* _Aim_:
Where a line below holds the string "name", copy that line.

* _Stored records_:
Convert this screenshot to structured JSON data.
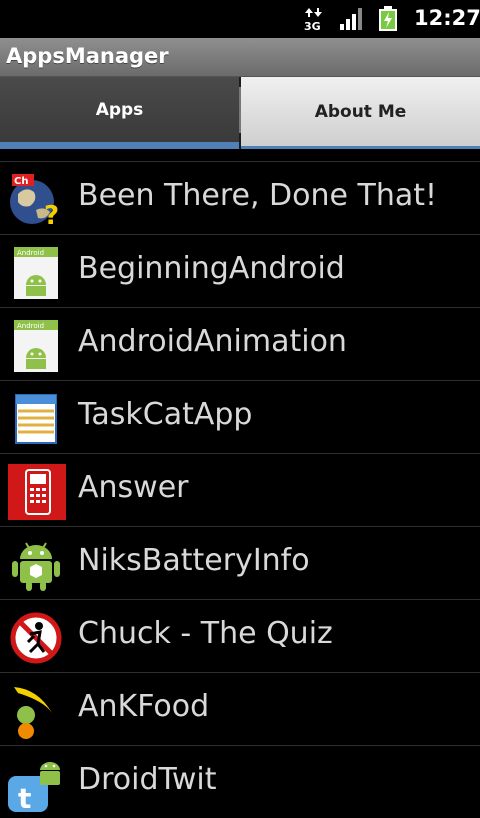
{
  "status_bar": {
    "network": "3G",
    "time": "12:27",
    "icons": [
      "network-3g-icon",
      "signal-icon",
      "battery-charging-icon"
    ]
  },
  "app": {
    "title": "AppsManager"
  },
  "tabs": [
    {
      "label": "Apps",
      "selected": true
    },
    {
      "label": "About Me",
      "selected": false
    }
  ],
  "apps": [
    {
      "name": "Been There, Done That!",
      "icon": "globe-question-icon"
    },
    {
      "name": "BeginningAndroid",
      "icon": "android-default-icon"
    },
    {
      "name": "AndroidAnimation",
      "icon": "android-default-icon"
    },
    {
      "name": "TaskCatApp",
      "icon": "task-list-icon"
    },
    {
      "name": "Answer",
      "icon": "phone-icon"
    },
    {
      "name": "NiksBatteryInfo",
      "icon": "android-robot-icon"
    },
    {
      "name": "Chuck - The Quiz",
      "icon": "no-running-icon"
    },
    {
      "name": "AnKFood",
      "icon": "fruit-icon"
    },
    {
      "name": "DroidTwit",
      "icon": "twitter-bird-icon"
    }
  ],
  "colors": {
    "tab_indicator": "#5080b8",
    "list_text": "#d9d9d9",
    "background": "#000000"
  }
}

* _Result of the exercise_:
      "name": "Been There, Done That!",
      "name": "BeginningAndroid",
      "name": "AndroidAnimation",
      "name": "TaskCatApp",
      "name": "Answer",
      "name": "NiksBatteryInfo",
      "name": "Chuck - The Quiz",
      "name": "AnKFood",
      "name": "DroidTwit",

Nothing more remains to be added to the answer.